Selected excerpt:
══════════

If you're going to look back, make sure you actually watch

One of the more interesting things about having a taste for elderly mysteries is that popular books give a lot of casual insight into contemporary society that more formal literary masterpieces don't. Whodunits have historically been regarded as sort of clever trash reading -- of no particular artistic merit, but a more sophisticated way to pass the time than sitting in a vaudeville show. Character archetypes are rampant, but with the constraints of trying to consciously produce something that would be acceptable to literary critics, they're much more illustrative of how ordinary people mentally divided up the world.

Particularly surprising to see are some of the examples of gender roles. We have this idea of the past as a uniform blanket of male chauvinism, where all women were seen as weak ornaments and kept barefoot and pregnant in the kitchen, or at least severely constrained. In fact, we mostly get this from 1950s America -- the mods, rockers, and hippies of the 1960s and 1970s were specifically rebelling against the post-war sexism that was itself a throwback to what the returning GIs thought was an earlier, better time. During the war, American women served as "WACs" and "Waves", and Commonwealth women as "Wrens", in a lot of vital positions, including medical personnel, and drivers and pilots in the supply chain. They were particularly vital to the cryptographic efforts (on both sides -- the German Engima typists were also typically women) not just as clerks and operators for the new "computers" being built in England, but also as trained linguists and mathematicians. Afterwards, the men coming home from combat led a great social push to get things back to "normal"... except it had been so long since "normal", what with the war and the Depression and Prohibition and the wild immoral "jazz babies" and all that nobody really had anything but a nostalgic conception of what "normal" was.

══════════

Data under study:
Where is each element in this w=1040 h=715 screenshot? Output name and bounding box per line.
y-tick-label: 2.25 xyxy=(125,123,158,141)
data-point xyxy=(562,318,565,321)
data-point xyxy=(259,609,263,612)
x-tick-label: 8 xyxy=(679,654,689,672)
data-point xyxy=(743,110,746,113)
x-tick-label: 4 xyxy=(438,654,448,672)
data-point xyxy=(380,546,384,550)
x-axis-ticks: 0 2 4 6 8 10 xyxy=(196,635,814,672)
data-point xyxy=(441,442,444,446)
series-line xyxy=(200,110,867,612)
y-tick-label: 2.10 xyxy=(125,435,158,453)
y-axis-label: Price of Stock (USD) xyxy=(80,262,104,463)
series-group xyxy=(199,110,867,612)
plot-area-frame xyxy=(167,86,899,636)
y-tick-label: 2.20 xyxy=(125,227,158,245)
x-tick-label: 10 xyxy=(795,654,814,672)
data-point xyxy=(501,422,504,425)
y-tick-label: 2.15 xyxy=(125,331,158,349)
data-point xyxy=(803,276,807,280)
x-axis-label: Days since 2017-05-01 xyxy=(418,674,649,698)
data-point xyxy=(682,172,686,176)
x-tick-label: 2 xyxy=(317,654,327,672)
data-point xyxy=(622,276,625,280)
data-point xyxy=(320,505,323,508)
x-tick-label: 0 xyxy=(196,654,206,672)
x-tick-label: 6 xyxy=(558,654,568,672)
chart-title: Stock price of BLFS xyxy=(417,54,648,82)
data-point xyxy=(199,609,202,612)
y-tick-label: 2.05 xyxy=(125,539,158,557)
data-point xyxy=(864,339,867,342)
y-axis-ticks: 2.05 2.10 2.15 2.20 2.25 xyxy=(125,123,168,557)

══════════

Your assignment: Rewrite the passage from the piece on old mystery novels, starting with "One of the more" and going on through "up the world.", replacing "Whodunits" with "Detective novels".

Answer area:
One of the more interesting things about having a taste for elderly mysteries is that popular books give a lot of casual insight into contemporary society that more formal literary masterpieces don't. Detective novels have historically been regarded as sort of clever trash reading -- of no particular artistic merit, but a more sophisticated way to pass the time than sitting in a vaudeville show. Character archetypes are rampant, but with the constraints of trying to consciously produce something that would be acceptable to literary critics, they're much more illustrative of how ordinary people mentally divided up the world.